■ **Material provided**
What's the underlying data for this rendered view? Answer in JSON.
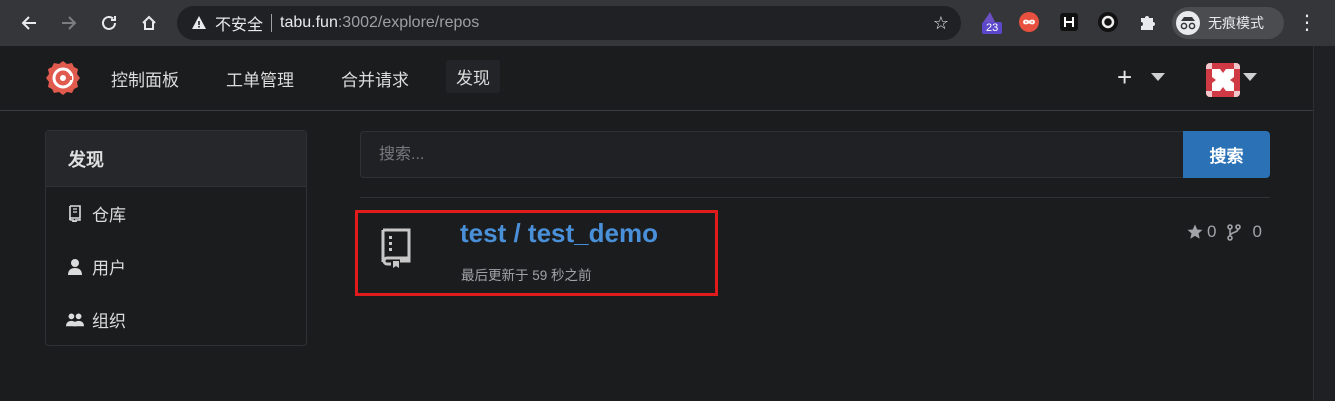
{
  "browser": {
    "insecure_label": "不安全",
    "url_host": "tabu.fun",
    "url_rest": ":3002/explore/repos",
    "extension_badge": "23",
    "incognito_label": "无痕模式"
  },
  "header": {
    "nav": [
      "控制面板",
      "工单管理",
      "合并请求",
      "发现"
    ],
    "active_nav": "发现",
    "plus_label": "+"
  },
  "sidebar": {
    "title": "发现",
    "items": [
      {
        "label": "仓库",
        "icon": "repo-icon"
      },
      {
        "label": "用户",
        "icon": "person-icon"
      },
      {
        "label": "组织",
        "icon": "organization-icon"
      }
    ]
  },
  "search": {
    "placeholder": "搜索...",
    "button_label": "搜索"
  },
  "repos": [
    {
      "title": "test / test_demo",
      "updated": "最后更新于 59 秒之前",
      "stars": "0",
      "forks": "0"
    }
  ],
  "colors": {
    "accent": "#2a72b5",
    "link": "#4a90d9",
    "highlight": "#e01b1b",
    "background": "#1b1c1e"
  }
}
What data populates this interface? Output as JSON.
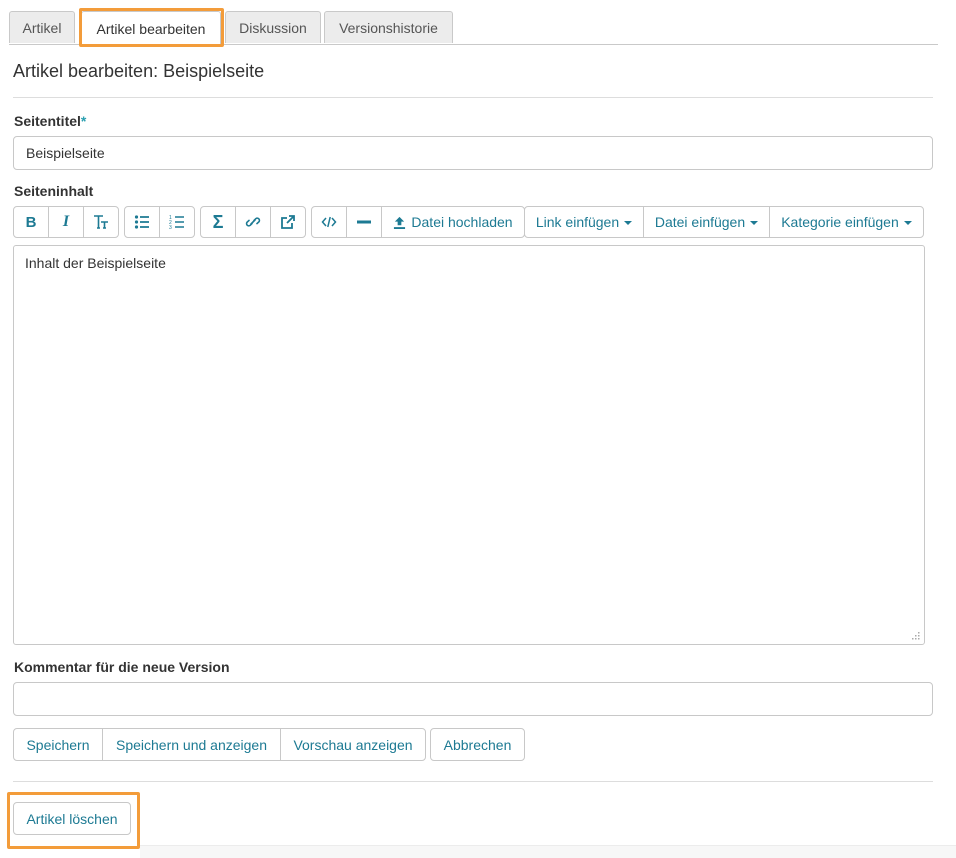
{
  "tabs": [
    {
      "label": "Artikel"
    },
    {
      "label": "Artikel bearbeiten"
    },
    {
      "label": "Diskussion"
    },
    {
      "label": "Versionshistorie"
    }
  ],
  "page": {
    "title": "Artikel bearbeiten: Beispielseite"
  },
  "form": {
    "title_label": "Seitentitel",
    "required_mark": "*",
    "title_value": "Beispielseite",
    "content_label": "Seiteninhalt",
    "content_value": "Inhalt der Beispielseite",
    "comment_label": "Kommentar für die neue Version",
    "comment_value": ""
  },
  "toolbar": {
    "upload_label": "Datei hochladen",
    "link_insert_label": "Link einfügen",
    "file_insert_label": "Datei einfügen",
    "category_insert_label": "Kategorie einfügen",
    "icons": [
      "bold-icon",
      "italic-icon",
      "heading-icon",
      "bullet-list-icon",
      "numbered-list-icon",
      "sigma-icon",
      "link-icon",
      "external-link-icon",
      "code-icon",
      "horizontal-rule-icon",
      "upload-icon"
    ]
  },
  "actions": {
    "save": "Speichern",
    "save_and_view": "Speichern und anzeigen",
    "preview": "Vorschau anzeigen",
    "cancel": "Abbrechen",
    "delete": "Artikel löschen"
  },
  "colors": {
    "accent": "#1d7a93",
    "highlight": "#f39c3a",
    "required": "#2a9fb0"
  }
}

■ **Short exercise**
From the data, collect all lines where the string "einfügen" appears.

■ **Written solution**
    "link_insert_label": "Link einfügen",
    "file_insert_label": "Datei einfügen",
    "category_insert_label": "Kategorie einfügen",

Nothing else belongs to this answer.